Copy the records below exactly, leaving out any pictures.

..........

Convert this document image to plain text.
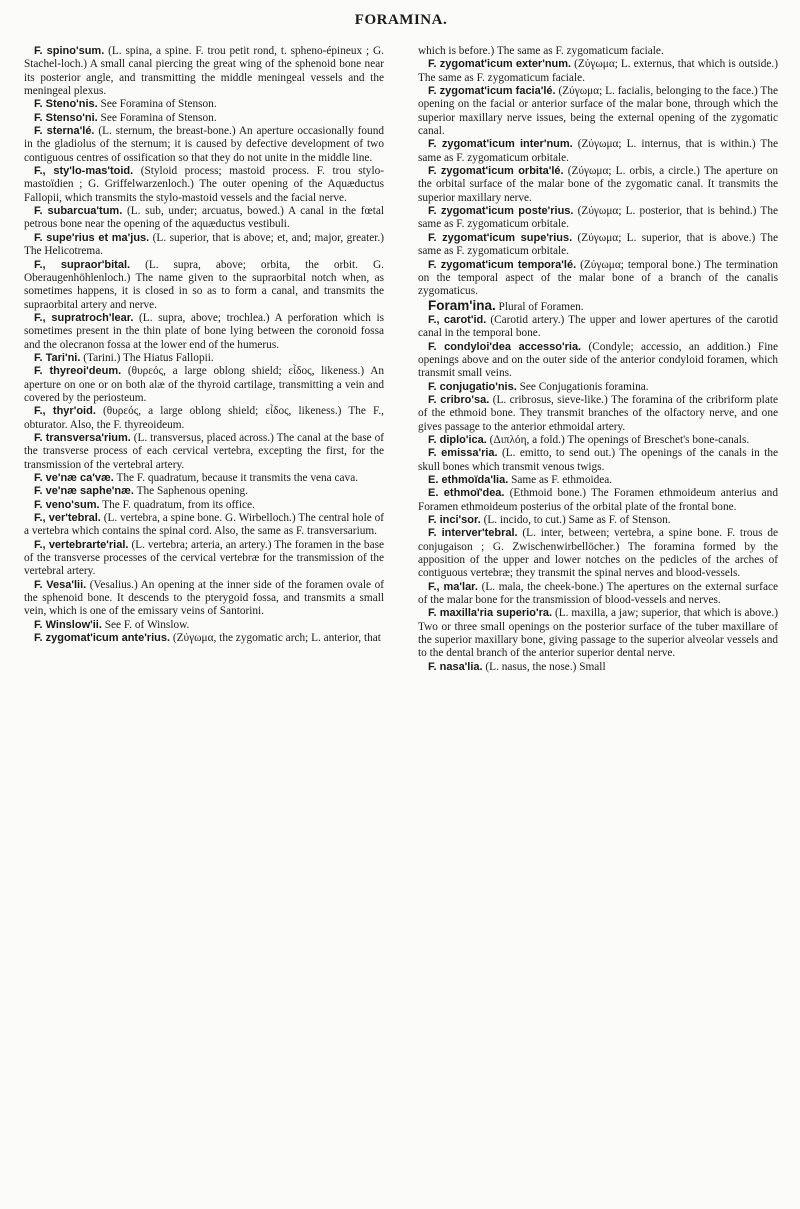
FORAMINA.

F. spino'sum. (L. spina, a spine. F. trou petit rond, t. spheno-épineux ; G. Stachel-loch.) A small canal piercing the great wing of the sphenoid bone near its posterior angle, and transmitting the middle meningeal vessels and the meningeal plexus.

F. Steno'nis. See Foramina of Stenson.

F. Stenso'ni. See Foramina of Stenson.

F. sterna'lé. (L. sternum, the breast-bone.) An aperture occasionally found in the gladiolus of the sternum; it is caused by defective development of two contiguous centres of ossification so that they do not unite in the middle line.

F., sty'lo-mas'toid. (Styloid process; mastoid process. F. trou stylo-mastoïdien ; G. Griffelwarzenloch.) The outer opening of the Aquæductus Fallopii, which transmits the stylo-mastoid vessels and the facial nerve.

F. subarcua'tum. (L. sub, under; arcuatus, bowed.) A canal in the fœtal petrous bone near the opening of the aquæductus vestibuli.

F. supe'rius et ma'jus. (L. superior, that is above; et, and; major, greater.) The Helicotrema.

F., supraor'bital. (L. supra, above; orbita, the orbit. G. Oberaugenhöhlenloch.) The name given to the supraorbital notch when, as sometimes happens, it is closed in so as to form a canal, and transmits the supraorbital artery and nerve.

F., supratroch'lear. (L. supra, above; trochlea.) A perforation which is sometimes present in the thin plate of bone lying between the coronoid fossa and the olecranon fossa at the lower end of the humerus.

F. Tari'ni. (Tarini.) The Hiatus Fallopii.

F. thyreoi'deum. (θυρεός, a large oblong shield; εἶδος, likeness.) An aperture on one or on both alæ of the thyroid cartilage, transmitting a vein and covered by the periosteum.

F., thyr'oid. (θυρεός, a large oblong shield; εἶδος, likeness.) The F., obturator. Also, the F. thyreoideum.

F. transversa'rium. (L. transversus, placed across.) The canal at the base of the transverse process of each cervical vertebra, excepting the first, for the transmission of the vertebral artery.

F. ve'næ ca'væ. The F. quadratum, because it transmits the vena cava.

F. ve'næ saphe'næ. The Saphenous opening.

F. veno'sum. The F. quadratum, from its office.

F., ver'tebral. (L. vertebra, a spine bone. G. Wirbelloch.) The central hole of a vertebra which contains the spinal cord. Also, the same as F. transversarium.

F., vertebrarte'rial. (L. vertebra; arteria, an artery.) The foramen in the base of the transverse processes of the cervical vertebræ for the transmission of the vertebral artery.

F. Vesa'lii. (Vesalius.) An opening at the inner side of the foramen ovale of the sphenoid bone. It descends to the pterygoid fossa, and transmits a small vein, which is one of the emissary veins of Santorini.

F. Winslow'ii. See F. of Winslow.

F. zygomat'icum ante'rius. (Ζύγωμα, the zygomatic arch; L. anterior, that

which is before.) The same as F. zygomaticum faciale.

F. zygomat'icum exter'num. (Ζύγωμα; L. externus, that which is outside.) The same as F. zygomaticum faciale.

F. zygomat'icum facia'lé. (Ζύγωμα; L. facialis, belonging to the face.) The opening on the facial or anterior surface of the malar bone, through which the superior maxillary nerve issues, being the external opening of the zygomatic canal.

F. zygomat'icum inter'num. (Ζύγωμα; L. internus, that is within.) The same as F. zygomaticum orbitale.

F. zygomat'icum orbita'lé. (Ζύγωμα; L. orbis, a circle.) The aperture on the orbital surface of the malar bone of the zygomatic canal. It transmits the superior maxillary nerve.

F. zygomat'icum poste'rius. (Ζύγωμα; L. posterior, that is behind.) The same as F. zygomaticum orbitale.

F. zygomat'icum supe'rius. (Ζύγωμα; L. superior, that is above.) The same as F. zygomaticum orbitale.

F. zygomat'icum tempora'lé. (Ζύγωμα; temporal bone.) The termination on the temporal aspect of the malar bone of a branch of the canalis zygomaticus.

Foram'ina. Plural of Foramen.

F., carot'id. (Carotid artery.) The upper and lower apertures of the carotid canal in the temporal bone.

F. condyloi'dea accesso'ria. (Condyle; accessio, an addition.) Fine openings above and on the outer side of the anterior condyloid foramen, which transmit small veins.

F. conjugatio'nis. See Conjugationis foramina.

F. cribro'sa. (L. cribrosus, sieve-like.) The foramina of the cribriform plate of the ethmoid bone. They transmit branches of the olfactory nerve, and one gives passage to the anterior ethmoidal artery.

F. diplo'ica. (Διπλόη, a fold.) The openings of Breschet's bone-canals.

F. emissa'ria. (L. emitto, to send out.) The openings of the canals in the skull bones which transmit venous twigs.

E. ethmoïda'lia. Same as F. ethmoidea.

E. ethmoï'dea. (Ethmoid bone.) The Foramen ethmoideum anterius and Foramen ethmoideum posterius of the orbital plate of the frontal bone.

F. inci'sor. (L. incido, to cut.) Same as F. of Stenson.

F. interver'tebral. (L. inter, between; vertebra, a spine bone. F. trous de conjugaison ; G. Zwischenwirbellöcher.) The foramina formed by the apposition of the upper and lower notches on the pedicles of the arches of contiguous vertebræ; they transmit the spinal nerves and blood-vessels.

F., ma'lar. (L. mala, the cheek-bone.) The apertures on the external surface of the malar bone for the transmission of blood-vessels and nerves.

F. maxilla'ria superio'ra. (L. maxilla, a jaw; superior, that which is above.) Two or three small openings on the posterior surface of the tuber maxillare of the superior maxillary bone, giving passage to the superior alveolar vessels and to the dental branch of the anterior superior dental nerve.

F. nasa'lia. (L. nasus, the nose.) Small
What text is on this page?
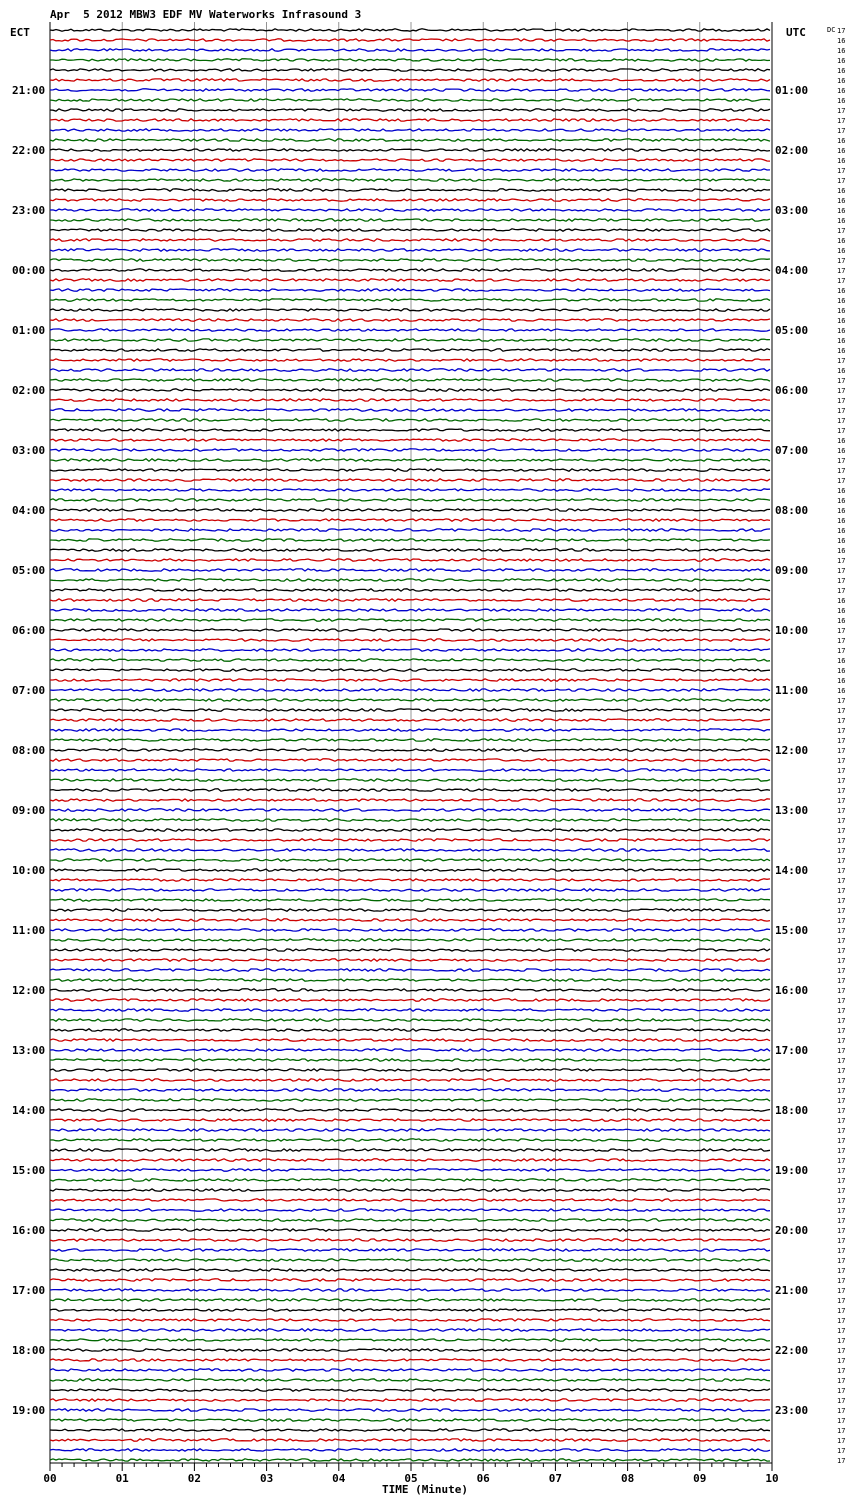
Apr  5 2012 MBW3 EDF MV Waterworks Infrasound 3
ECT	UTC	DC
TIME (Minute)
21:00
22:00
23:00
00:00
01:00
02:00
03:00
04:00
05:00
06:00
07:00
08:00
09:00
10:00
11:00
12:00
13:00
14:00
15:00
16:00
17:00
18:00
19:00
01:00
02:00
03:00
04:00
05:00
06:00
07:00
08:00
09:00
10:00
11:00
12:00
13:00
14:00
15:00
16:00
17:00
18:00
19:00
20:00
21:00
22:00
23:00
17
16
16
16
16
16
16
16
17
17
17
16
16
16
17
17
16
16
16
16
17
16
16
17
17
17
16
16
16
16
16
16
16
17
16
17
17
17
17
17
17
16
16
17
17
17
16
16
16
16
16
16
16
17
17
17
17
16
16
16
17
17
17
16
16
16
16
17
17
17
17
17
17
17
17
17
17
17
17
17
17
17
17
17
17
17
17
17
17
17
17
17
17
17
17
17
17
17
17
17
17
17
17
17
17
17
17
17
17
17
17
17
17
17
17
17
17
17
17
17
17
17
17
17
17
17
17
17
17
17
17
17
17
17
17
17
17
17
17
17
17
17
17
17
00	01	02	03	04	05	06	07	08	09	10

..........

OUTPUT FOR THIS TASK.
Convert this document image to plain text.
FORAMINA.

F. spino'sum. (L. spina, a spine. F. trou petit rond, t. spheno-épineux ; G. Stachel-loch.) A small canal piercing the great wing of the sphenoid bone near its posterior angle, and transmitting the middle meningeal vessels and the meningeal plexus.

F. Steno'nis. See Foramina of Stenson.

F. Stenso'ni. See Foramina of Stenson.

F. sterna'lé. (L. sternum, the breast-bone.) An aperture occasionally found in the gladiolus of the sternum; it is caused by defective development of two contiguous centres of ossification so that they do not unite in the middle line.

F., sty'lo-mas'toid. (Styloid process; mastoid process. F. trou stylo-mastoïdien ; G. Griffelwarzenloch.) The outer opening of the Aquæductus Fallopii, which transmits the stylo-mastoid vessels and the facial nerve.

F. subarcua'tum. (L. sub, under; arcuatus, bowed.) A canal in the fœtal petrous bone near the opening of the aquæductus vestibuli.

F. supe'rius et ma'jus. (L. superior, that is above; et, and; major, greater.) The Helicotrema.

F., supraor'bital. (L. supra, above; orbita, the orbit. G. Oberaugenhöhlenloch.) The name given to the supraorbital notch when, as sometimes happens, it is closed in so as to form a canal, and transmits the supraorbital artery and nerve.

F., supratroch'lear. (L. supra, above; trochlea.) A perforation which is sometimes present in the thin plate of bone lying between the coronoid fossa and the olecranon fossa at the lower end of the humerus.

F. Tari'ni. (Tarini.) The Hiatus Fallopii.

F. thyreoi'deum. (θυρεός, a large oblong shield; εἶδος, likeness.) An aperture on one or on both alæ of the thyroid cartilage, transmitting a vein and covered by the periosteum.

F., thyr'oid. (θυρεός, a large oblong shield; εἶδος, likeness.) The F., obturator. Also, the F. thyreoideum.

F. transversa'rium. (L. transversus, placed across.) The canal at the base of the transverse process of each cervical vertebra, excepting the first, for the transmission of the vertebral artery.

F. ve'næ ca'væ. The F. quadratum, because it transmits the vena cava.

F. ve'næ saphe'næ. The Saphenous opening.

F. veno'sum. The F. quadratum, from its office.

F., ver'tebral. (L. vertebra, a spine bone. G. Wirbelloch.) The central hole of a vertebra which contains the spinal cord. Also, the same as F. transversarium.

F., vertebrarte'rial. (L. vertebra; arteria, an artery.) The foramen in the base of the transverse processes of the cervical vertebræ for the transmission of the vertebral artery.

F. Vesa'lii. (Vesalius.) An opening at the inner side of the foramen ovale of the sphenoid bone. It descends to the pterygoid fossa, and transmits a small vein, which is one of the emissary veins of Santorini.

F. Winslow'ii. See F. of Winslow.

F. zygomat'icum ante'rius. (Ζύγωμα, the zygomatic arch; L. anterior, that

which is before.) The same as F. zygomaticum faciale.

F. zygomat'icum exter'num. (Ζύγωμα; L. externus, that which is outside.) The same as F. zygomaticum faciale.

F. zygomat'icum facia'lé. (Ζύγωμα; L. facialis, belonging to the face.) The opening on the facial or anterior surface of the malar bone, through which the superior maxillary nerve issues, being the external opening of the zygomatic canal.

F. zygomat'icum inter'num. (Ζύγωμα; L. internus, that is within.) The same as F. zygomaticum orbitale.

F. zygomat'icum orbita'lé. (Ζύγωμα; L. orbis, a circle.) The aperture on the orbital surface of the malar bone of the zygomatic canal. It transmits the superior maxillary nerve.

F. zygomat'icum poste'rius. (Ζύγωμα; L. posterior, that is behind.) The same as F. zygomaticum orbitale.

F. zygomat'icum supe'rius. (Ζύγωμα; L. superior, that is above.) The same as F. zygomaticum orbitale.

F. zygomat'icum tempora'lé. (Ζύγωμα; temporal bone.) The termination on the temporal aspect of the malar bone of a branch of the canalis zygomaticus.

Foram'ina. Plural of Foramen.

F., carot'id. (Carotid artery.) The upper and lower apertures of the carotid canal in the temporal bone.

F. condyloi'dea accesso'ria. (Condyle; accessio, an addition.) Fine openings above and on the outer side of the anterior condyloid foramen, which transmit small veins.

F. conjugatio'nis. See Conjugationis foramina.

F. cribro'sa. (L. cribrosus, sieve-like.) The foramina of the cribriform plate of the ethmoid bone. They transmit branches of the olfactory nerve, and one gives passage to the anterior ethmoidal artery.

F. diplo'ica. (Διπλόη, a fold.) The openings of Breschet's bone-canals.

F. emissa'ria. (L. emitto, to send out.) The openings of the canals in the skull bones which transmit venous twigs.

E. ethmoïda'lia. Same as F. ethmoidea.

E. ethmoï'dea. (Ethmoid bone.) The Foramen ethmoideum anterius and Foramen ethmoideum posterius of the orbital plate of the frontal bone.

F. inci'sor. (L. incido, to cut.) Same as F. of Stenson.

F. interver'tebral. (L. inter, between; vertebra, a spine bone. F. trous de conjugaison ; G. Zwischenwirbellöcher.) The foramina formed by the apposition of the upper and lower notches on the pedicles of the arches of contiguous vertebræ; they transmit the spinal nerves and blood-vessels.

F., ma'lar. (L. mala, the cheek-bone.) The apertures on the external surface of the malar bone for the transmission of blood-vessels and nerves.

F. maxilla'ria superio'ra. (L. maxilla, a jaw; superior, that which is above.) Two or three small openings on the posterior surface of the tuber maxillare of the superior maxillary bone, giving passage to the superior alveolar vessels and to the dental branch of the anterior superior dental nerve.

F. nasa'lia. (L. nasus, the nose.) Small
What text is on this page?
Apr  5 2012 MBW3 EDF MV Waterworks Infrasound 3
ECT	UTC	DC
TIME (Minute)
21:00
22:00
23:00
00:00
01:00
02:00
03:00
04:00
05:00
06:00
07:00
08:00
09:00
10:00
11:00
12:00
13:00
14:00
15:00
16:00
17:00
18:00
19:00
01:00
02:00
03:00
04:00
05:00
06:00
07:00
08:00
09:00
10:00
11:00
12:00
13:00
14:00
15:00
16:00
17:00
18:00
19:00
20:00
21:00
22:00
23:00
17
16
16
16
16
16
16
16
17
17
17
16
16
16
17
17
16
16
16
16
17
16
16
17
17
17
16
16
16
16
16
16
16
17
16
17
17
17
17
17
17
16
16
17
17
17
16
16
16
16
16
16
16
17
17
17
17
16
16
16
17
17
17
16
16
16
16
17
17
17
17
17
17
17
17
17
17
17
17
17
17
17
17
17
17
17
17
17
17
17
17
17
17
17
17
17
17
17
17
17
17
17
17
17
17
17
17
17
17
17
17
17
17
17
17
17
17
17
17
17
17
17
17
17
17
17
17
17
17
17
17
17
17
17
17
17
17
17
17
17
17
17
17
17
00	01	02	03	04	05	06	07	08	09	10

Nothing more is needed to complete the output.